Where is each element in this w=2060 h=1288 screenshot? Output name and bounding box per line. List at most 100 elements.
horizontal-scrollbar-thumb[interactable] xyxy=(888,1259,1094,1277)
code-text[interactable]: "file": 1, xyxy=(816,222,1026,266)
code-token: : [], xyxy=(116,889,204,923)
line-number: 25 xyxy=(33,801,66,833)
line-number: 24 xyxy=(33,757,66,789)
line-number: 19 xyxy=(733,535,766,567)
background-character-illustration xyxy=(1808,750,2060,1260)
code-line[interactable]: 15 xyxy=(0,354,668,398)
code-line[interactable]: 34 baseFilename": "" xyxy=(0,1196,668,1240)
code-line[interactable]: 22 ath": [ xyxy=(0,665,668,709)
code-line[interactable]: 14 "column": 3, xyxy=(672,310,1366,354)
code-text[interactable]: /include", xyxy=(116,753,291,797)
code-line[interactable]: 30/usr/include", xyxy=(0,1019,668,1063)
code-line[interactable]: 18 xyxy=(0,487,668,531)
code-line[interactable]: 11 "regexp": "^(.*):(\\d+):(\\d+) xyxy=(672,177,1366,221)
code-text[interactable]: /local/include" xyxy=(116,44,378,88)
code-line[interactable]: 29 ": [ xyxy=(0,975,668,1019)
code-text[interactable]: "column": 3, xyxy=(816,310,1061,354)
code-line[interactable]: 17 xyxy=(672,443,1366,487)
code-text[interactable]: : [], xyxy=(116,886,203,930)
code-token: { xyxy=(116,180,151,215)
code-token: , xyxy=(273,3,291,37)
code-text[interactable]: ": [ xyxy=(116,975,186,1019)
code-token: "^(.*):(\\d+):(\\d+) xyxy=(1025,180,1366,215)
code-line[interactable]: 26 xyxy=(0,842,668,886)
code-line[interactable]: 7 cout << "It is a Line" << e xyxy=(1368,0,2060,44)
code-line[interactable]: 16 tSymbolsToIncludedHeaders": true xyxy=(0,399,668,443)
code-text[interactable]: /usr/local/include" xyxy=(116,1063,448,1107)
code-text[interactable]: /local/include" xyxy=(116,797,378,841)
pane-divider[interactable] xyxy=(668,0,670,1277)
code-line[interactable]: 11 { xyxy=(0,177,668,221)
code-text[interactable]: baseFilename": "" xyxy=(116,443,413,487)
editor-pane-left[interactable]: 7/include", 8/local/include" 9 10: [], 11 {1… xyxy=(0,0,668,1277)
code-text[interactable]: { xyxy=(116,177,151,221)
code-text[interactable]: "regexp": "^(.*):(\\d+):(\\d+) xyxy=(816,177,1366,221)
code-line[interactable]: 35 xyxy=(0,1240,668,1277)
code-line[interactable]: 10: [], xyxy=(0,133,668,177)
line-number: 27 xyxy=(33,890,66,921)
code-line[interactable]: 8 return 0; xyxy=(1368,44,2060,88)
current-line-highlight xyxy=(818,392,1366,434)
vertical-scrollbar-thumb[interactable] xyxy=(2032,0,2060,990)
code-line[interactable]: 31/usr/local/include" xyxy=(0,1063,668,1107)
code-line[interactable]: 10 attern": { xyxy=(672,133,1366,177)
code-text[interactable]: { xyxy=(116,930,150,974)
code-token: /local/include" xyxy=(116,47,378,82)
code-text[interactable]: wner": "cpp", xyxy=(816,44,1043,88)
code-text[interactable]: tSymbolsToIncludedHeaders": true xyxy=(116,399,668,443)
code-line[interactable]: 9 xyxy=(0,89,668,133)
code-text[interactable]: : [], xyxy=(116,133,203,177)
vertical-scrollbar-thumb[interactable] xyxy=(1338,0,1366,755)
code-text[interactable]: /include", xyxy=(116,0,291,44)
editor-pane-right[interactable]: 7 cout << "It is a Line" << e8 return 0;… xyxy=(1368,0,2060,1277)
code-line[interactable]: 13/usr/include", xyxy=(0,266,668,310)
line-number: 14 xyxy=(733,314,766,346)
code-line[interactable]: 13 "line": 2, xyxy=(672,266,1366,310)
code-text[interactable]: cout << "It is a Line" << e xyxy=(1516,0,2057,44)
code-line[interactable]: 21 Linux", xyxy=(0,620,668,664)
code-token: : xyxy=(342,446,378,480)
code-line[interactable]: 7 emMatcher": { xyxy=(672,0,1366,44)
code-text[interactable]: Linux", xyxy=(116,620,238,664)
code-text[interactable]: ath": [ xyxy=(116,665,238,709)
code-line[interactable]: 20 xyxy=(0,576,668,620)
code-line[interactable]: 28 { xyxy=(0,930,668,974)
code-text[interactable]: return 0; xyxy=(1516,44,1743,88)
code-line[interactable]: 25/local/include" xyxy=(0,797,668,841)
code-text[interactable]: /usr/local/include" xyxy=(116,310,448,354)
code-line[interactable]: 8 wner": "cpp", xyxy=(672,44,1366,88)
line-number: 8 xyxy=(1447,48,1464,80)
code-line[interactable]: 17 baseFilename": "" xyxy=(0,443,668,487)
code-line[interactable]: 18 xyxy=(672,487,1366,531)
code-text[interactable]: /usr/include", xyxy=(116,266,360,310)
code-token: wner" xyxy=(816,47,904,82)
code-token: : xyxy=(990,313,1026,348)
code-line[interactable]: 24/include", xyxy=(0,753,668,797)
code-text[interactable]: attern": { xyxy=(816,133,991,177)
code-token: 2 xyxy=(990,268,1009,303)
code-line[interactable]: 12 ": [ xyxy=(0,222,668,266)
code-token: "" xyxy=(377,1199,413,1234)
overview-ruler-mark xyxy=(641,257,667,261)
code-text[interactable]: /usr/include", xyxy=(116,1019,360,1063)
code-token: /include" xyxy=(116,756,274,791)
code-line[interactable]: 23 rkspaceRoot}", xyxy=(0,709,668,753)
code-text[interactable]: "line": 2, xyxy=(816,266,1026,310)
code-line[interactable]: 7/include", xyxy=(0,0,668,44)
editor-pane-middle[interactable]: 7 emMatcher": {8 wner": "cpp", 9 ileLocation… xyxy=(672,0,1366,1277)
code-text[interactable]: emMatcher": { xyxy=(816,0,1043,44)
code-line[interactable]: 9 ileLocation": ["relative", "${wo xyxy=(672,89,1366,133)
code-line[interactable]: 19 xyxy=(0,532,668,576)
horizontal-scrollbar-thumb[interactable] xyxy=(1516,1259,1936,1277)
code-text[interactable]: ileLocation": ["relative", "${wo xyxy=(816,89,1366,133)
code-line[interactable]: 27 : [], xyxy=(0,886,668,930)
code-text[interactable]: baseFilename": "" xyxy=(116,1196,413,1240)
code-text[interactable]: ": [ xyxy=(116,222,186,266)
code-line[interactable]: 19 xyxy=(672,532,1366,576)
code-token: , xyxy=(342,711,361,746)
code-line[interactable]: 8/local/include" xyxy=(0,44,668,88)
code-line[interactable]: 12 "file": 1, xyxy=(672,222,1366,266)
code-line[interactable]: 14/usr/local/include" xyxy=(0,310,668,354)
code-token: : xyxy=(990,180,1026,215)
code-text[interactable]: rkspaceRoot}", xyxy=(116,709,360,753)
---*---
**Задача:**
Укажите, сколько строк приведенных выше записей содержат слово «pane». В ответе должно быть только число.

**Выполненное задание:**
4